** Begin EXERCISE MATERIALS **

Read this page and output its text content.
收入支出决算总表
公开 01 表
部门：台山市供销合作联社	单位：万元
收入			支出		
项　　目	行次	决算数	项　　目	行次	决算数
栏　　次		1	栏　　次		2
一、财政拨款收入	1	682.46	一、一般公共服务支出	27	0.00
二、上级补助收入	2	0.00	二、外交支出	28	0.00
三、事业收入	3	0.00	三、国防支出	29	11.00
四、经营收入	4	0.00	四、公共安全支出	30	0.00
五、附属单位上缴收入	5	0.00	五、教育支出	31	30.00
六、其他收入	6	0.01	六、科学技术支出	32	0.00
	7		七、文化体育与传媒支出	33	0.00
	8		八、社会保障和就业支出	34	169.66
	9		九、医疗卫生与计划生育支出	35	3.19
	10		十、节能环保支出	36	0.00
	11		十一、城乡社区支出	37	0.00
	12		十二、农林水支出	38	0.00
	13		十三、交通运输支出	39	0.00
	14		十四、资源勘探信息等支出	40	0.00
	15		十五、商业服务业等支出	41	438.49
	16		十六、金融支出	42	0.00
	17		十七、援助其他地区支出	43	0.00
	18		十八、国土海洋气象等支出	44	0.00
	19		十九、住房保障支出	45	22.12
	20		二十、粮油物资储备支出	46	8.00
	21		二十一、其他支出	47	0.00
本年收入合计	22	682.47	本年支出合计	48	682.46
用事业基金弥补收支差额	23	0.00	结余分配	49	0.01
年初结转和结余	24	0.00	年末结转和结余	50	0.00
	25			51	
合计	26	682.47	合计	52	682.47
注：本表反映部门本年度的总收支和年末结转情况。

** End EXERCISE MATERIALS **

CHALLENGE: From the first line to the last, please quote the material above exactly.

FINISHED ANSWER:
Read this page and output its text content.
收入支出决算总表
公开 01 表
部门：台山市供销合作联社	单位：万元
收入			支出		
项　　目	行次	决算数	项　　目	行次	决算数
栏　　次		1	栏　　次		2
一、财政拨款收入	1	682.46	一、一般公共服务支出	27	0.00
二、上级补助收入	2	0.00	二、外交支出	28	0.00
三、事业收入	3	0.00	三、国防支出	29	11.00
四、经营收入	4	0.00	四、公共安全支出	30	0.00
五、附属单位上缴收入	5	0.00	五、教育支出	31	30.00
六、其他收入	6	0.01	六、科学技术支出	32	0.00
	7		七、文化体育与传媒支出	33	0.00
	8		八、社会保障和就业支出	34	169.66
	9		九、医疗卫生与计划生育支出	35	3.19
	10		十、节能环保支出	36	0.00
	11		十一、城乡社区支出	37	0.00
	12		十二、农林水支出	38	0.00
	13		十三、交通运输支出	39	0.00
	14		十四、资源勘探信息等支出	40	0.00
	15		十五、商业服务业等支出	41	438.49
	16		十六、金融支出	42	0.00
	17		十七、援助其他地区支出	43	0.00
	18		十八、国土海洋气象等支出	44	0.00
	19		十九、住房保障支出	45	22.12
	20		二十、粮油物资储备支出	46	8.00
	21		二十一、其他支出	47	0.00
本年收入合计	22	682.47	本年支出合计	48	682.46
用事业基金弥补收支差额	23	0.00	结余分配	49	0.01
年初结转和结余	24	0.00	年末结转和结余	50	0.00
	25			51	
合计	26	682.47	合计	52	682.47
注：本表反映部门本年度的总收支和年末结转情况。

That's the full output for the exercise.